■ Written instruction: Report the count of lines that carry the string "screenshot", and add nothing.

■ Records from a collection of figures:

— START —

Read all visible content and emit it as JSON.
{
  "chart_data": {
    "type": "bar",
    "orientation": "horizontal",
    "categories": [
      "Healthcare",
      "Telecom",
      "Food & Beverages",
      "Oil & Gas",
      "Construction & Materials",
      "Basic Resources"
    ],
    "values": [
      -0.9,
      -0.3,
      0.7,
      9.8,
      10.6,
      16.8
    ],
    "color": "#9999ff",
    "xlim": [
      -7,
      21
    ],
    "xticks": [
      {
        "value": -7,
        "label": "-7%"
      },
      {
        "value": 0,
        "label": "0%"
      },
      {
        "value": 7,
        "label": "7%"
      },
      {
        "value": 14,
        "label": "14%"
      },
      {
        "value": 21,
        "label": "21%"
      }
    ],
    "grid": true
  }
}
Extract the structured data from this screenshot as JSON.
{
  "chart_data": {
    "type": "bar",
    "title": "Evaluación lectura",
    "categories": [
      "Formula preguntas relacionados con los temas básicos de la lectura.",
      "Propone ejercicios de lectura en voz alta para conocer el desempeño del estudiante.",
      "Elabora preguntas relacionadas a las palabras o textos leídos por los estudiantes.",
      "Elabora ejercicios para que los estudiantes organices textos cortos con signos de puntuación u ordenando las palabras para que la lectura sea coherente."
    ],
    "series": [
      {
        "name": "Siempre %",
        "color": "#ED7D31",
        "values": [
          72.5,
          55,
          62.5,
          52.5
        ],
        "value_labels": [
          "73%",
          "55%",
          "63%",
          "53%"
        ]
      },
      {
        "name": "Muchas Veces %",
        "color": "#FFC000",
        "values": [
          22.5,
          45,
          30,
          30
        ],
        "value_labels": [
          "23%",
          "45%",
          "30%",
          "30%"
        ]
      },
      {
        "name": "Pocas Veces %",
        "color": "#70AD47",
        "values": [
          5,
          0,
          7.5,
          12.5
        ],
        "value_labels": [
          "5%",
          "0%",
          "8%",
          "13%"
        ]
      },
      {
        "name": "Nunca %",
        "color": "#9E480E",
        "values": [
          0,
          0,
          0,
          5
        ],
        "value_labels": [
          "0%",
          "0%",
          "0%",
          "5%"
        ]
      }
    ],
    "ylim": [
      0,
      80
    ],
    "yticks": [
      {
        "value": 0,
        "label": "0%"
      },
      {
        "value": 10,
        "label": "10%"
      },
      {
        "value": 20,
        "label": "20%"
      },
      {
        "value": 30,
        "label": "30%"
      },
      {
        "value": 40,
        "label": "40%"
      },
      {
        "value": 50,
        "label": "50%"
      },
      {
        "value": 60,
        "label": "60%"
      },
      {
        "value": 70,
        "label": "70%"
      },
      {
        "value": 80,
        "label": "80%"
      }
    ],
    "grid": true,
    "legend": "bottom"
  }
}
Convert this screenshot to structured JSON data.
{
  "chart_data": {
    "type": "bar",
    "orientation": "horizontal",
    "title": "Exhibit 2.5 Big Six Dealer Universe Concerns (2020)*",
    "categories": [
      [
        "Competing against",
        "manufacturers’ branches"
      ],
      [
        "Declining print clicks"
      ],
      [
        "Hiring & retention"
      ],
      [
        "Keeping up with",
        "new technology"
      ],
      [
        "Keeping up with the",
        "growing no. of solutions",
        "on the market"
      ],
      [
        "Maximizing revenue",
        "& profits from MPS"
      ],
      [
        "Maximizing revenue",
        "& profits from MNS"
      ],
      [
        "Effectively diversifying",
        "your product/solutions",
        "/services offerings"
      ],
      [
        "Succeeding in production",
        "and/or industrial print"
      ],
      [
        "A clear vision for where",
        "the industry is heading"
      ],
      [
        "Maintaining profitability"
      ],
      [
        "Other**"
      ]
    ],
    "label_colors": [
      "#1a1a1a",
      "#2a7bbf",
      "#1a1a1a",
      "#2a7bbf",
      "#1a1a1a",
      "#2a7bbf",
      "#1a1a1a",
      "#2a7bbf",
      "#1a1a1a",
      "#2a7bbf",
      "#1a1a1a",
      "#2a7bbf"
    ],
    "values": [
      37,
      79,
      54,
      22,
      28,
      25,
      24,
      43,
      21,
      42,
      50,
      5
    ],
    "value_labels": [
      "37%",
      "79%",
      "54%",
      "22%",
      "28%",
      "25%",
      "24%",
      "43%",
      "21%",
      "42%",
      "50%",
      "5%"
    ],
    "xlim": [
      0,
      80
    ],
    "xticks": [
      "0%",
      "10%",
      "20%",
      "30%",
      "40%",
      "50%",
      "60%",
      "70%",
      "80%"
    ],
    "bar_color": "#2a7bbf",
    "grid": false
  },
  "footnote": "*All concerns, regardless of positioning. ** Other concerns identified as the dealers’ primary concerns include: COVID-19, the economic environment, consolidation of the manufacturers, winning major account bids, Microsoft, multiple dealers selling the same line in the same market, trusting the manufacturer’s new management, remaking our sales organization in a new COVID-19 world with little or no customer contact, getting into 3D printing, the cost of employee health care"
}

— END —

■ Result: 2